YOUR GOAL —
Below are the records; collect from them each line containing the string "TradingView".

RECORDS —
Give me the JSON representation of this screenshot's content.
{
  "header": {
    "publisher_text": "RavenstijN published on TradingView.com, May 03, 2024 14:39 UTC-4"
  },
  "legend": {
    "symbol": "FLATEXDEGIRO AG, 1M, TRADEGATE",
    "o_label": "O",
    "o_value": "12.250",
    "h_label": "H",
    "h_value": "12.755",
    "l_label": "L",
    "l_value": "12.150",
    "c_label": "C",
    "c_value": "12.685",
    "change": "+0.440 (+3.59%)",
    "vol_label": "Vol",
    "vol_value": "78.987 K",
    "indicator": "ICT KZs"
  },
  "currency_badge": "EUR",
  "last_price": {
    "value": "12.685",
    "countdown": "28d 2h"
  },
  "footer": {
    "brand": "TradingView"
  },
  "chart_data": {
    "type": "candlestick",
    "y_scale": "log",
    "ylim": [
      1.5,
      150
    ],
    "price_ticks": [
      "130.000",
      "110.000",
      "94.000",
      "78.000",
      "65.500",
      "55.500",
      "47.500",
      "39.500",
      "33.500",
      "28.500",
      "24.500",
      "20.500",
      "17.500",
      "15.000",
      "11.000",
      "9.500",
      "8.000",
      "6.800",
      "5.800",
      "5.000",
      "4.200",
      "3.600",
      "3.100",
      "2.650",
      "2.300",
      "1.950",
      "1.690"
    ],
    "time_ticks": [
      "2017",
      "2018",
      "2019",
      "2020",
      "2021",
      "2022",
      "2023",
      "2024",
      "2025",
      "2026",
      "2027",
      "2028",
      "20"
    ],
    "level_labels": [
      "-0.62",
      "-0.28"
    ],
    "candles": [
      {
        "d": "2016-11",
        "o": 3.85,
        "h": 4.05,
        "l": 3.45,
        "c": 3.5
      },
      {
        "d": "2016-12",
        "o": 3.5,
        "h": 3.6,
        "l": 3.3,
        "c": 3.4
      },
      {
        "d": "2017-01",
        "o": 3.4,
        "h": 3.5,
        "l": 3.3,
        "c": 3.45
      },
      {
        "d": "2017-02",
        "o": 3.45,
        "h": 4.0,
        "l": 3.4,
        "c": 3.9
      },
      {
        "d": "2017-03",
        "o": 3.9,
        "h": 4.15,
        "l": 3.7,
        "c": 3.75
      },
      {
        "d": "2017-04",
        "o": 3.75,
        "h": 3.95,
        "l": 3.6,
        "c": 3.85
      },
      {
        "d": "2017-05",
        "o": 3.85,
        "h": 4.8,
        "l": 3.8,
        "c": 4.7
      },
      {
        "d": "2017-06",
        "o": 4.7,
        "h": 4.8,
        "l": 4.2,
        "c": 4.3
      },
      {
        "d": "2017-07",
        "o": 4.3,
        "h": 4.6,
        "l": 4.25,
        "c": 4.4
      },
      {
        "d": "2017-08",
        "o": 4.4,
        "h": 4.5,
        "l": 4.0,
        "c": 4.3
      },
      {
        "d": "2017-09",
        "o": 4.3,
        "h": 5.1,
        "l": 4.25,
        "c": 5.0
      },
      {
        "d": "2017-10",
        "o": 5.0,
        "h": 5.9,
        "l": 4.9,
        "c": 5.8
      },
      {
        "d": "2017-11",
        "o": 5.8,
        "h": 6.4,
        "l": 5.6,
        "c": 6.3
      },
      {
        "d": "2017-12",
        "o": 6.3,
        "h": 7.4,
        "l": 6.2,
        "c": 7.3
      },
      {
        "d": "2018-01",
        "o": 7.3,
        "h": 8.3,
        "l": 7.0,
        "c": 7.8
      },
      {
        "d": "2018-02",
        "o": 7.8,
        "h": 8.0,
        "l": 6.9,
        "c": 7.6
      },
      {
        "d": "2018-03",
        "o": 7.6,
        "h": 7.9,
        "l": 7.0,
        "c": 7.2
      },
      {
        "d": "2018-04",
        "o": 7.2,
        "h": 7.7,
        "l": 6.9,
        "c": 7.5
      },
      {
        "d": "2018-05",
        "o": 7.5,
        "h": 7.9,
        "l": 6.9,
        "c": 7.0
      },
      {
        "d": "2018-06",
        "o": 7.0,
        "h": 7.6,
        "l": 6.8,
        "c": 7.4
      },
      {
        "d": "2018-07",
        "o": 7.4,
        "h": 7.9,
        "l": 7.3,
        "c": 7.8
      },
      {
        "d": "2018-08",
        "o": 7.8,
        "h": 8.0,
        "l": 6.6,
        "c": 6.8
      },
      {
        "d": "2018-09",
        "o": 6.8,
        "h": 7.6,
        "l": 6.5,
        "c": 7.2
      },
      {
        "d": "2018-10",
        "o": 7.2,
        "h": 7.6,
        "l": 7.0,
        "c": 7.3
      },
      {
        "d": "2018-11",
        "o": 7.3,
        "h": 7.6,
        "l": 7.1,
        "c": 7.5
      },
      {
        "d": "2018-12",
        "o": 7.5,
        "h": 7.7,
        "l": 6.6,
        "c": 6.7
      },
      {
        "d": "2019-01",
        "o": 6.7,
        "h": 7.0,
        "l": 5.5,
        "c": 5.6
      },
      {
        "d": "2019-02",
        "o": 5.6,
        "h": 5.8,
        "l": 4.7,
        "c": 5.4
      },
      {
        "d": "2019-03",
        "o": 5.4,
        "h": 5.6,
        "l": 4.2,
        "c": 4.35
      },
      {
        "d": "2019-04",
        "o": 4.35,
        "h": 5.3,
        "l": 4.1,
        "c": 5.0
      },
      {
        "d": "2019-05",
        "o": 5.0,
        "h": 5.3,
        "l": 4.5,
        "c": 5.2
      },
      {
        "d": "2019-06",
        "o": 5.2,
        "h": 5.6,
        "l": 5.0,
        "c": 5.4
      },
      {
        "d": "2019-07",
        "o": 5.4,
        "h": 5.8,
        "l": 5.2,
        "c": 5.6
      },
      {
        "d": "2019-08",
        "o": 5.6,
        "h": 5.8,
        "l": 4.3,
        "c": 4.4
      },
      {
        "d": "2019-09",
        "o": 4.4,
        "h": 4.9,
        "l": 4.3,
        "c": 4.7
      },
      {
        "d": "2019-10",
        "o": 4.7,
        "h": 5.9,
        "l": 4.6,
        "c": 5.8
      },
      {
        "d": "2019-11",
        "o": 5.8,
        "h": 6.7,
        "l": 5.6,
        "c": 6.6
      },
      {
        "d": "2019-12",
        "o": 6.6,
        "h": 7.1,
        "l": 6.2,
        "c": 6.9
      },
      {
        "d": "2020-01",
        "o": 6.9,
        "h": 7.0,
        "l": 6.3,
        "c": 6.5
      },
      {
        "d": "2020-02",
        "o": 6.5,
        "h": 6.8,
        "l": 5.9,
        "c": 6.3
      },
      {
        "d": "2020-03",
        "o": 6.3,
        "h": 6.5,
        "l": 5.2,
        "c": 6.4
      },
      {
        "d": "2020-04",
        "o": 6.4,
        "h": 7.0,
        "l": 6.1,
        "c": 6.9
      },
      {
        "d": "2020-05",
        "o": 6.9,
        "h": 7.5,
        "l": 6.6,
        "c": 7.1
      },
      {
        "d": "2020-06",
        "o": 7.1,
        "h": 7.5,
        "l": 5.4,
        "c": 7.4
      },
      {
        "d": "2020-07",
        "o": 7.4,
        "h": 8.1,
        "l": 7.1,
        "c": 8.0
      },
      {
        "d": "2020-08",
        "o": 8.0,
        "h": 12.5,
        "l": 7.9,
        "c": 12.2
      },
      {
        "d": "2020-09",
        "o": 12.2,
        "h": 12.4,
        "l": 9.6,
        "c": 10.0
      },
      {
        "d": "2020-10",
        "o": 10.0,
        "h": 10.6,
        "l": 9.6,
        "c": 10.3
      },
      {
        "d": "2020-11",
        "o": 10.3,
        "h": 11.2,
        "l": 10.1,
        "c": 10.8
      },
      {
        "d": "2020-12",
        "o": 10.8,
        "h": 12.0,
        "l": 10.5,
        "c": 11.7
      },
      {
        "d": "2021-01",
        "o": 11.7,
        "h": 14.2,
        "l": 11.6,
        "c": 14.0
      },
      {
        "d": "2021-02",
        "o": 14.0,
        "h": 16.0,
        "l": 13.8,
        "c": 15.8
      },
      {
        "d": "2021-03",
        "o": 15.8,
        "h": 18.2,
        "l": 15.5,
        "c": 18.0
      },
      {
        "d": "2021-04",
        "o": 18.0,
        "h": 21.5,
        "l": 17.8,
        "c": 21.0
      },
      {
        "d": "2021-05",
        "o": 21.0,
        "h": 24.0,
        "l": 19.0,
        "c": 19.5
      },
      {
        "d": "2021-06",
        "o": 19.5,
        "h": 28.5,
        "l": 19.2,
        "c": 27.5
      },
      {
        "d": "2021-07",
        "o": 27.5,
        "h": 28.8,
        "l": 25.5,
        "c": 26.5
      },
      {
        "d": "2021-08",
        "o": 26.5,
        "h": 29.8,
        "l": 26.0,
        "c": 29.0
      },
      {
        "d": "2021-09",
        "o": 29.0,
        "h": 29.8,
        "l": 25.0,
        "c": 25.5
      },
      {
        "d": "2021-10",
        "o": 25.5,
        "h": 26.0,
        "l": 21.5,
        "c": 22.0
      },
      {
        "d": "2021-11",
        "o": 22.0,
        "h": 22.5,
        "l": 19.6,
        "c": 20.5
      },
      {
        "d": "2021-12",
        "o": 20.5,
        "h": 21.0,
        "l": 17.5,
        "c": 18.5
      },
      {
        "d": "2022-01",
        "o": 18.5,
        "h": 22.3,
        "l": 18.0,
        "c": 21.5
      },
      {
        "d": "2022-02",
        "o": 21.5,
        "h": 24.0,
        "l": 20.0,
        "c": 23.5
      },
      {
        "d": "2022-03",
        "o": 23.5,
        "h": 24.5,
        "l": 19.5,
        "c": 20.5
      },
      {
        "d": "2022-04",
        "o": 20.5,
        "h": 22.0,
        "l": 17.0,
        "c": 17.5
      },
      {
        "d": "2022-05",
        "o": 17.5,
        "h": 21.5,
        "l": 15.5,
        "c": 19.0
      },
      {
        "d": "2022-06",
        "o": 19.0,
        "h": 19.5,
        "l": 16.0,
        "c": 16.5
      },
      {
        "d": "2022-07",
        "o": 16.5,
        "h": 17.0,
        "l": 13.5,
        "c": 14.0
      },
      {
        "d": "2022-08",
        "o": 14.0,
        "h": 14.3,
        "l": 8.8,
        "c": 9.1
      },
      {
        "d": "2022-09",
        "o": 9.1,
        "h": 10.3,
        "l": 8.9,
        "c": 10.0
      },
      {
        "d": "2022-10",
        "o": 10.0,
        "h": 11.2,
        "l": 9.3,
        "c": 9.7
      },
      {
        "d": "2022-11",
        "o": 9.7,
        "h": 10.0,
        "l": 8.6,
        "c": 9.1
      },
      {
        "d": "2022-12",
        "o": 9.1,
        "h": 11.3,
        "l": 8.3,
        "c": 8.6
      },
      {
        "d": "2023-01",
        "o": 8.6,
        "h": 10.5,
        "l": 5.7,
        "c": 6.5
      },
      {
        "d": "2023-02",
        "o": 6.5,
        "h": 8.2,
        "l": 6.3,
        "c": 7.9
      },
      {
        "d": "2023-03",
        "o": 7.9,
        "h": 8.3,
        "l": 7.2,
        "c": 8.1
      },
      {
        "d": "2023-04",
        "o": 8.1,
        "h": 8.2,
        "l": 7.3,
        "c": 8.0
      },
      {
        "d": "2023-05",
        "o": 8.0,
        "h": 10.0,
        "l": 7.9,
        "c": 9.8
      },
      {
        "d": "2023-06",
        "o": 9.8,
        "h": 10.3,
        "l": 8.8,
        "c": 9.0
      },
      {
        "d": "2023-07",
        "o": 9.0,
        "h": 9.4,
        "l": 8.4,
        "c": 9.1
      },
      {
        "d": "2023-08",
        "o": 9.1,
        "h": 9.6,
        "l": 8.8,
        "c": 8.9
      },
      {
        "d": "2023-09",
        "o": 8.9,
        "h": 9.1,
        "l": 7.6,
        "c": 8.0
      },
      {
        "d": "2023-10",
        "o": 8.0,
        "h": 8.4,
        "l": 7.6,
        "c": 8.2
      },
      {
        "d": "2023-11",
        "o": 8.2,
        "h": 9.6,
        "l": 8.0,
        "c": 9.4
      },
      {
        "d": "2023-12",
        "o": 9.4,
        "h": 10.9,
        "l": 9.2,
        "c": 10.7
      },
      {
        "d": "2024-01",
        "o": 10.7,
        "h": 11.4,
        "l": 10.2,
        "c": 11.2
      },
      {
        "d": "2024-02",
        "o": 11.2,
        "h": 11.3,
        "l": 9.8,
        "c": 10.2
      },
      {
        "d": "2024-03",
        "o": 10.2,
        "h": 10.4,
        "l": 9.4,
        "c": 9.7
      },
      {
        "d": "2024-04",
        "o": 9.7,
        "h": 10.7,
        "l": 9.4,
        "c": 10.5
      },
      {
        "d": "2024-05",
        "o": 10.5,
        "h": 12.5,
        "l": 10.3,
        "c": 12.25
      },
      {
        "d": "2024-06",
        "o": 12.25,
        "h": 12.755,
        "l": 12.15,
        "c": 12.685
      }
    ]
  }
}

RESULT OF THE TASK —
    "publisher_text": "RavenstijN published on TradingView.com, May 03, 2024 14:39 UTC-4"
    "brand": "TradingView"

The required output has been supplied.